Information shown
>> BEGIN

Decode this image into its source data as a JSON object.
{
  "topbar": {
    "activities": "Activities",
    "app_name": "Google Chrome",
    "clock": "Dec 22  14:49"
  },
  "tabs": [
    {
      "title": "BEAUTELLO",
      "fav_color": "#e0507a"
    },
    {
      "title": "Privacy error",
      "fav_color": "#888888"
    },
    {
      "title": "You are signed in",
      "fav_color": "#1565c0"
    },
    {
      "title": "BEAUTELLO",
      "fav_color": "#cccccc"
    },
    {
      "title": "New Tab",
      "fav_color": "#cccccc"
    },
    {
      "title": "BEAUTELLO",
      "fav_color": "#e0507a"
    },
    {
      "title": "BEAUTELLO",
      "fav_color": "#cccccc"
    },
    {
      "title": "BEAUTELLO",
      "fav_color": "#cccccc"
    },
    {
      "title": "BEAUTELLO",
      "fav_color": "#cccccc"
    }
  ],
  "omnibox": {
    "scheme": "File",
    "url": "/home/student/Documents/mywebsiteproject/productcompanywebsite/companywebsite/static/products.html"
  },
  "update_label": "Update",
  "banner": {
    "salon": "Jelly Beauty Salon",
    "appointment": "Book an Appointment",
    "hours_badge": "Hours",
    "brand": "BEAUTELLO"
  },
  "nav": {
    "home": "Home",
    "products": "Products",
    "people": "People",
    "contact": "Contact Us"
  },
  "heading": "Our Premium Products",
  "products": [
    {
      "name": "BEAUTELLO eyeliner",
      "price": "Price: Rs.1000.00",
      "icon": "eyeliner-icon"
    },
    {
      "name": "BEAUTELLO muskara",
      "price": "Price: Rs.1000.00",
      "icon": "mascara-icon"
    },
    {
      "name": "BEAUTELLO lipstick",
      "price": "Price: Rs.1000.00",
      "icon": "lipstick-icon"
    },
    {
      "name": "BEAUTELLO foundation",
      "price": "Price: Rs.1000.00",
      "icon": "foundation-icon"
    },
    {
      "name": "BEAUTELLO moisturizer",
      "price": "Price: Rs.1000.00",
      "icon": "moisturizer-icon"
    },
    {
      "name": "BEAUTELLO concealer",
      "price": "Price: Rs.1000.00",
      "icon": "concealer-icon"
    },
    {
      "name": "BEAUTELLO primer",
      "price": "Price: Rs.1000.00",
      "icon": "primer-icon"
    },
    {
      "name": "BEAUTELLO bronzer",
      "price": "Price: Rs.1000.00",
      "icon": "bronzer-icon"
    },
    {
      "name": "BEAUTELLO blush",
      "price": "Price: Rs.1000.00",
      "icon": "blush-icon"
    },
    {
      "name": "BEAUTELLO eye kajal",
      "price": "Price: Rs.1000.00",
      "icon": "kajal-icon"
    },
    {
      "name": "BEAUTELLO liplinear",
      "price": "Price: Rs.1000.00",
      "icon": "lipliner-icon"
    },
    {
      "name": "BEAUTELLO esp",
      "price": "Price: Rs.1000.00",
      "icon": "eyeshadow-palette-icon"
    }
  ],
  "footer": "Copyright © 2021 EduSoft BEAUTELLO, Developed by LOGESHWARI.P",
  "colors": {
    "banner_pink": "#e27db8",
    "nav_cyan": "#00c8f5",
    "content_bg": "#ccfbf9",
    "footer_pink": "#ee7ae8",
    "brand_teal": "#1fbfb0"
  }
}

>> END

Description of the task
Search the data for "icon". Copy every line that has it.

Response
      "icon": "eyeliner-icon"
      "icon": "mascara-icon"
      "icon": "lipstick-icon"
      "icon": "foundation-icon"
      "icon": "moisturizer-icon"
      "icon": "concealer-icon"
      "icon": "primer-icon"
      "icon": "bronzer-icon"
      "icon": "blush-icon"
      "icon": "kajal-icon"
      "icon": "lipliner-icon"
      "icon": "eyeshadow-palette-icon"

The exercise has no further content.